>> Start Input data
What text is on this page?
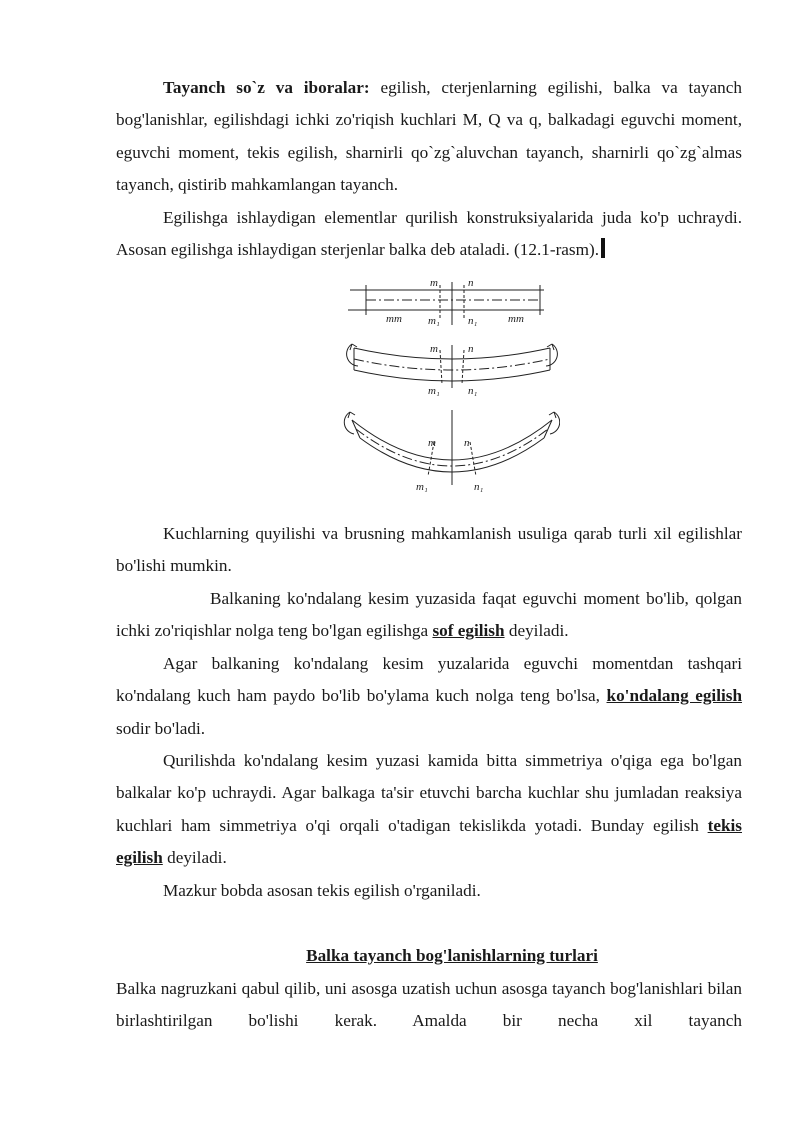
Tayanch so`z va iboralar: egilish, cterjenlarning egilishi, balka va tayanch bog'lanishlar, egilishdagi ichki zo'riqish kuchlari M, Q va q, balkadagi eguvchi moment, eguvchi moment, tekis egilish, sharnirli qo`zg`aluvchan tayanch, sharnirli qo`zg`almas tayanch, qistirib mahkamlangan tayanch.

Egilishga ishlaydigan elementlar qurilish konstruksiyalarida juda ko'p uchraydi. Asosan egilishga ishlaydigan sterjenlar balka deb ataladi. (12.1-rasm).

m	n
mm m₁	n₁	mm
m	n
m₁	n₁
m	n
m₁	n₁

Kuchlarning quyilishi va brusning mahkamlanish usuliga qarab turli xil egilishlar bo'lishi mumkin.

Balkaning ko'ndalang kesim yuzasida faqat eguvchi moment bo'lib, qolgan ichki zo'riqishlar nolga teng bo'lgan egilishga sof egilish deyiladi.

Agar balkaning ko'ndalang kesim yuzalarida eguvchi momentdan tashqari ko'ndalang kuch ham paydo bo'lib bo'ylama kuch nolga teng bo'lsa, ko'ndalang egilish sodir bo'ladi.

Qurilishda ko'ndalang kesim yuzasi kamida bitta simmetriya o'qiga ega bo'lgan balkalar ko'p uchraydi. Agar balkaga ta'sir etuvchi barcha kuchlar shu jumladan reaksiya kuchlari ham simmetriya o'qi orqali o'tadigan tekislikda yotadi. Bunday egilish tekis egilish deyiladi.

Mazkur bobda asosan tekis egilish o'rganiladi.

Balka tayanch bog'lanishlarning turlari

Balka nagruzkani qabul qilib, uni asosga uzatish uchun asosga tayanch bog'lanishlari bilan birlashtirilgan bo'lishi kerak. Amalda bir necha xil tayanch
>> End Input data
Exercise task: Write out the material above once more, exactly as it reads, with no pictures.

Full answer:
What text is on this page?
Tayanch so`z va iboralar: egilish, cterjenlarning egilishi, balka va tayanch bog'lanishlar, egilishdagi ichki zo'riqish kuchlari M, Q va q, balkadagi eguvchi moment, eguvchi moment, tekis egilish, sharnirli qo`zg`aluvchan tayanch, sharnirli qo`zg`almas tayanch, qistirib mahkamlangan tayanch.

Egilishga ishlaydigan elementlar qurilish konstruksiyalarida juda ko'p uchraydi. Asosan egilishga ishlaydigan sterjenlar balka deb ataladi. (12.1-rasm).

m	n
mm m₁	n₁	mm
m	n
m₁	n₁
m	n
m₁	n₁

Kuchlarning quyilishi va brusning mahkamlanish usuliga qarab turli xil egilishlar bo'lishi mumkin.

Balkaning ko'ndalang kesim yuzasida faqat eguvchi moment bo'lib, qolgan ichki zo'riqishlar nolga teng bo'lgan egilishga sof egilish deyiladi.

Agar balkaning ko'ndalang kesim yuzalarida eguvchi momentdan tashqari ko'ndalang kuch ham paydo bo'lib bo'ylama kuch nolga teng bo'lsa, ko'ndalang egilish sodir bo'ladi.

Qurilishda ko'ndalang kesim yuzasi kamida bitta simmetriya o'qiga ega bo'lgan balkalar ko'p uchraydi. Agar balkaga ta'sir etuvchi barcha kuchlar shu jumladan reaksiya kuchlari ham simmetriya o'qi orqali o'tadigan tekislikda yotadi. Bunday egilish tekis egilish deyiladi.

Mazkur bobda asosan tekis egilish o'rganiladi.

Balka tayanch bog'lanishlarning turlari

Balka nagruzkani qabul qilib, uni asosga uzatish uchun asosga tayanch bog'lanishlari bilan birlashtirilgan bo'lishi kerak. Amalda bir necha xil tayanch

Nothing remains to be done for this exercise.